TASK STATEMENT => Copy every line in the records below that contains the word "modaal".

Rows from a figure dataset
════
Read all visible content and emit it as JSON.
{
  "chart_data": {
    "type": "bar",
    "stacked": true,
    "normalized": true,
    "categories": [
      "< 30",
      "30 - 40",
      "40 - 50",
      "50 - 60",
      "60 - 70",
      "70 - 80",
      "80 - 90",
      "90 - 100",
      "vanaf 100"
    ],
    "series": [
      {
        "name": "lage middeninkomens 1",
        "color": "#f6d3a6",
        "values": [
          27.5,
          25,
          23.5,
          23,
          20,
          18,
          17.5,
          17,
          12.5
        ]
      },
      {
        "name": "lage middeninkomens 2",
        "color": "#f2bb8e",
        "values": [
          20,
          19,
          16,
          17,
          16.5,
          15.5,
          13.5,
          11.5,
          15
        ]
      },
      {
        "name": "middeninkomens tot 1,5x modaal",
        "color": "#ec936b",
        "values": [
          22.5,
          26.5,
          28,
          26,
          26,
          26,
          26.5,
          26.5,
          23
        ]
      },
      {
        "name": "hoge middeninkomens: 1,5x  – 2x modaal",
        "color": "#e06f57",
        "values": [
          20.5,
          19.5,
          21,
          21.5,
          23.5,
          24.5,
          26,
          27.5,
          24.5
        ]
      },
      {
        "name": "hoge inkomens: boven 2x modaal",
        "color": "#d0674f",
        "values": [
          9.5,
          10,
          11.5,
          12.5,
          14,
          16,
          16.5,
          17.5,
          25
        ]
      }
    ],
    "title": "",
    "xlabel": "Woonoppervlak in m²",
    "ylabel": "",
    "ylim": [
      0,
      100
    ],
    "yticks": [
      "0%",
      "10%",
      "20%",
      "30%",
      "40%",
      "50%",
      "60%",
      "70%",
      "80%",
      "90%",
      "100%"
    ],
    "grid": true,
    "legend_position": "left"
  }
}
════
WRITTEN ANSWER =>
        "name": "middeninkomens tot 1,5x modaal",
        "name": "hoge middeninkomens: 1,5x  – 2x modaal",
        "name": "hoge inkomens: boven 2x modaal",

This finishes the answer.